**What the task asks**
Scan the material that follows. Copy every line containing the word "plist".

(Collected data entries)
========================================

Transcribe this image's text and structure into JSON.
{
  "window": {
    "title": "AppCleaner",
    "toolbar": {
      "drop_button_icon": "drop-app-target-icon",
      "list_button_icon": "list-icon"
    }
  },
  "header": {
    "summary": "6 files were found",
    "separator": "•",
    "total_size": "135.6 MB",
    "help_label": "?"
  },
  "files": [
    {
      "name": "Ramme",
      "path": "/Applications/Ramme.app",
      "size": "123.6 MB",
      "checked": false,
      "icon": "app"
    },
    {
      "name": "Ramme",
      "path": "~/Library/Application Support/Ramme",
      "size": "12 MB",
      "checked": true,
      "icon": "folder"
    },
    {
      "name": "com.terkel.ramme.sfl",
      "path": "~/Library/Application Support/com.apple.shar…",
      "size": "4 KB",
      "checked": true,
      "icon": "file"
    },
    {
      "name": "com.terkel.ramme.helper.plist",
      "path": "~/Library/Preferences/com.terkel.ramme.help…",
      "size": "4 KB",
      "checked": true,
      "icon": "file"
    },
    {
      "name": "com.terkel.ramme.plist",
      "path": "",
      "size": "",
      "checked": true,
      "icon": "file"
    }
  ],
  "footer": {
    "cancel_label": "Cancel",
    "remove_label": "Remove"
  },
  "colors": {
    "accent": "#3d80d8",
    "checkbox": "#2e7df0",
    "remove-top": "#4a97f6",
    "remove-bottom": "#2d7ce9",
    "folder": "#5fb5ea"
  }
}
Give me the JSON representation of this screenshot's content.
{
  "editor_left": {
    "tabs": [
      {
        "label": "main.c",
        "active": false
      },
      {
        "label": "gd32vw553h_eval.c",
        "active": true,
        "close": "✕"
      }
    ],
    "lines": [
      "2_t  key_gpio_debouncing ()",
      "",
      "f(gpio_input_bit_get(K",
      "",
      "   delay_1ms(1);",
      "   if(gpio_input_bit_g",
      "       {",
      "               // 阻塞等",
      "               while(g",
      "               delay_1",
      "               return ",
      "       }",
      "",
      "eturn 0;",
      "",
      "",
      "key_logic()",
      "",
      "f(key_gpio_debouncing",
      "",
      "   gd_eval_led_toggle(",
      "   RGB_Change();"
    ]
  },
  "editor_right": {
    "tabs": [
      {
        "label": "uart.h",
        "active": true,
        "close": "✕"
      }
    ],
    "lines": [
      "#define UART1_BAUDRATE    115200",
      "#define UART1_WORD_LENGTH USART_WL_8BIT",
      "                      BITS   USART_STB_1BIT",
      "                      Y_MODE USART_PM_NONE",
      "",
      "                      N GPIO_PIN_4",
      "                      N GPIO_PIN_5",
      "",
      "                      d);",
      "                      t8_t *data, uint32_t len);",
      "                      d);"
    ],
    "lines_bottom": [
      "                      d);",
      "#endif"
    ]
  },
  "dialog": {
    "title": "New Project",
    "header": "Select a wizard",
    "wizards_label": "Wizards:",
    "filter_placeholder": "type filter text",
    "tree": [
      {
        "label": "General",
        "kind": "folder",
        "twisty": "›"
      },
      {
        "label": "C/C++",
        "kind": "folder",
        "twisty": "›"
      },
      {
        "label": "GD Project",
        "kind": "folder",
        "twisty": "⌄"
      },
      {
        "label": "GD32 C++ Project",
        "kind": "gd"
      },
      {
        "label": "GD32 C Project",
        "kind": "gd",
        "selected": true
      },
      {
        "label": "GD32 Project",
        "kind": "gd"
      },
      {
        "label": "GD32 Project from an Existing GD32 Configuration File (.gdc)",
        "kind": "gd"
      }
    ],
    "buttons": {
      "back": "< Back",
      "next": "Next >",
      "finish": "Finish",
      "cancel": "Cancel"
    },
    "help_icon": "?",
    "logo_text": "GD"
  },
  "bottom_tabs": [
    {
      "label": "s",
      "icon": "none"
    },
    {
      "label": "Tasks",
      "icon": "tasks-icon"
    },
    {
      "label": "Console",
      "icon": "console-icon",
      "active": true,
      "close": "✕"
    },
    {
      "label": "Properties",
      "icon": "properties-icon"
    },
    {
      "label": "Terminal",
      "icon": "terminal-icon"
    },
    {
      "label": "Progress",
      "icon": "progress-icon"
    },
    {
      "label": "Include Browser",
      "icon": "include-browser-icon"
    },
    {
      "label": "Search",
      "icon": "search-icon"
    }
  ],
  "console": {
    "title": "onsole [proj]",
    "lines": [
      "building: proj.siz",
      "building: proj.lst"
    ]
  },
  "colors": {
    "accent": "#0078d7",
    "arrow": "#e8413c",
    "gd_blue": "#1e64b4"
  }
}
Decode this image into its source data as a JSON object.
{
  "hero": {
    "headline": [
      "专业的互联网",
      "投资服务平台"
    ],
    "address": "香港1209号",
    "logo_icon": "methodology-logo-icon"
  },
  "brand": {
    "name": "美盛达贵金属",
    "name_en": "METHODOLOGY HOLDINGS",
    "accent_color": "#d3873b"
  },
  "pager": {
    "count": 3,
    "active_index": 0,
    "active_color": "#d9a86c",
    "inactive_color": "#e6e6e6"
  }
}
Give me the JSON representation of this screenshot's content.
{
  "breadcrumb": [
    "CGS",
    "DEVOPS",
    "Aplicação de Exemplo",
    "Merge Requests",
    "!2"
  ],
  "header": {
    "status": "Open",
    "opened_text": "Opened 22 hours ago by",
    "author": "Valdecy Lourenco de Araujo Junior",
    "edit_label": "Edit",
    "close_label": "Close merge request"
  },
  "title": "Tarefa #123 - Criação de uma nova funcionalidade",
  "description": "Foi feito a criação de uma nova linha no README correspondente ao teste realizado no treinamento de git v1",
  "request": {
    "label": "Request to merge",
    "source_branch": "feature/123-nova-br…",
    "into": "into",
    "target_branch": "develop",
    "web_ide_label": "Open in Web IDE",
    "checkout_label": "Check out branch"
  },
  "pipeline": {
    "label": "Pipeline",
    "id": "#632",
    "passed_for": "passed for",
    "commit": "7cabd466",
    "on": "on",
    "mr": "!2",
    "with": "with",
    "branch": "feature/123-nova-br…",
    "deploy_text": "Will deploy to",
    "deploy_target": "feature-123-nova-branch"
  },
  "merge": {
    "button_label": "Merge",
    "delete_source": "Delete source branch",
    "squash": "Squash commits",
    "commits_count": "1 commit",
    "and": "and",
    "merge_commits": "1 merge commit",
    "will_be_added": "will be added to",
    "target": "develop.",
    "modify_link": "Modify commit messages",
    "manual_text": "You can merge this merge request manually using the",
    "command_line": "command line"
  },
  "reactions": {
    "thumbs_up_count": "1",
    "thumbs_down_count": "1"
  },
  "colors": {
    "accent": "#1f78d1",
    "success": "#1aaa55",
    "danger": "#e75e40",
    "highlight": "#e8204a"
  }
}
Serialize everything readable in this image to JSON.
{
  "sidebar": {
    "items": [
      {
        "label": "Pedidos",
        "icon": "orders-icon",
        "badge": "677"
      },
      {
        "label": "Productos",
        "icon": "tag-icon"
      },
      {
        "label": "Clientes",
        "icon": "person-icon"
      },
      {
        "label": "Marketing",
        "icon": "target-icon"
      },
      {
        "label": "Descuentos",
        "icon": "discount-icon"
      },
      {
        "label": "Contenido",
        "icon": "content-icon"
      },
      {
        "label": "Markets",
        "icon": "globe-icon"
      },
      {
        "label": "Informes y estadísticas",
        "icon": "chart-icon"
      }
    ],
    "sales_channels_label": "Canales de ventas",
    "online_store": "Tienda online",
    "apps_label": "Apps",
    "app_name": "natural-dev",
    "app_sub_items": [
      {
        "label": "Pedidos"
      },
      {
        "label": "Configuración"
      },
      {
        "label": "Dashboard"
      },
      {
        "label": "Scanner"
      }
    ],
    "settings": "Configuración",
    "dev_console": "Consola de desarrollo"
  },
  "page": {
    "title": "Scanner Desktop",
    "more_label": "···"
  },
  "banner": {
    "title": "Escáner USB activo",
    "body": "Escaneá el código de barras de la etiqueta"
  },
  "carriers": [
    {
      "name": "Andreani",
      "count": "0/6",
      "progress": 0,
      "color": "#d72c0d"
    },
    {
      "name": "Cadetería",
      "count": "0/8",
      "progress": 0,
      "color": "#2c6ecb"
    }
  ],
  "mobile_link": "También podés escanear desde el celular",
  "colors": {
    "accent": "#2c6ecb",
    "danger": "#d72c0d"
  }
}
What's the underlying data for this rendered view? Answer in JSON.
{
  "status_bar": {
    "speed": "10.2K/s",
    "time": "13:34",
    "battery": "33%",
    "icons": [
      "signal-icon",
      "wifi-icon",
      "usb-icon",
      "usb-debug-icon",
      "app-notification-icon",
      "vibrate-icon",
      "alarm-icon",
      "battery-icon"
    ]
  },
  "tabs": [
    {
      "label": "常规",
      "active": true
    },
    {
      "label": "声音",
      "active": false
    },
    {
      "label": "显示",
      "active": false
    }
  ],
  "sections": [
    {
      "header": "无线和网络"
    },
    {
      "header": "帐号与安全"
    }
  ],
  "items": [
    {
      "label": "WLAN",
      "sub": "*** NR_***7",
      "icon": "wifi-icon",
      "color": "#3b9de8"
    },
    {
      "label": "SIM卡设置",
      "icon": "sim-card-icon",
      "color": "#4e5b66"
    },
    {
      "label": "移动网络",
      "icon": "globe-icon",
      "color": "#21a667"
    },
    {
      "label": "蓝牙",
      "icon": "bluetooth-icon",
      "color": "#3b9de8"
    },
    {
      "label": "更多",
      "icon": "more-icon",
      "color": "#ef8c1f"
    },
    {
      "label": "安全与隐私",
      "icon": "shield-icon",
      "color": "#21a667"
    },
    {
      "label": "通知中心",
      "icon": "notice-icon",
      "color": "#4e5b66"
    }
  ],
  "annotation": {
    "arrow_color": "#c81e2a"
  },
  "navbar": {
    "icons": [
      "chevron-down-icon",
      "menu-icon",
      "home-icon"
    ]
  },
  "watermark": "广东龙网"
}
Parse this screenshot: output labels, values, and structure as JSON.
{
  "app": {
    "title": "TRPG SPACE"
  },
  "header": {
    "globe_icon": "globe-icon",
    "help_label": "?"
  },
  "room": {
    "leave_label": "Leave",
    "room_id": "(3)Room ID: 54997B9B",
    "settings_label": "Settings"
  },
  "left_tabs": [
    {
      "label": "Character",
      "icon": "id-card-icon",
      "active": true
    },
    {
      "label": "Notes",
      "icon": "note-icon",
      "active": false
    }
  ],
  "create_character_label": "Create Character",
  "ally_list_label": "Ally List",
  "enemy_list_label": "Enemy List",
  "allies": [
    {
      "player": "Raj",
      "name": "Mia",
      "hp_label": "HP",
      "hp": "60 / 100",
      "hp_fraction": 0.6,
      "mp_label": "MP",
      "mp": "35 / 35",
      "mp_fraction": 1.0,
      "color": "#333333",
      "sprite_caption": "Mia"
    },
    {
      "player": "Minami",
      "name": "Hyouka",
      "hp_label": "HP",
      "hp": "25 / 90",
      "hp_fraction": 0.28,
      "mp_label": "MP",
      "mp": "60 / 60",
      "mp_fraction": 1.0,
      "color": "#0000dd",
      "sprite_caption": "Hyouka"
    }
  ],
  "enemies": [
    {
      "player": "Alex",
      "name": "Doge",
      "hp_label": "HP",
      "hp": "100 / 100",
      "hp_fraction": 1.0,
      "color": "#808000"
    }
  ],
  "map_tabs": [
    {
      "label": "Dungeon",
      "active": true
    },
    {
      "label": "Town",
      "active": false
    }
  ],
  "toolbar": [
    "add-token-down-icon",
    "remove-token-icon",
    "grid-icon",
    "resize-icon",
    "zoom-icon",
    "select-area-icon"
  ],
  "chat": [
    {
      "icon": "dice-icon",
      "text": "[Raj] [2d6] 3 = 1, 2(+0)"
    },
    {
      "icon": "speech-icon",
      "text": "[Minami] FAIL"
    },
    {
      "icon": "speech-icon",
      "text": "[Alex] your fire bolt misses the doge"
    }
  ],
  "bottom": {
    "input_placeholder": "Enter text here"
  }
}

========================================

**Task response**
      "name": "com.terkel.ramme.helper.plist",
      "name": "com.terkel.ramme.plist",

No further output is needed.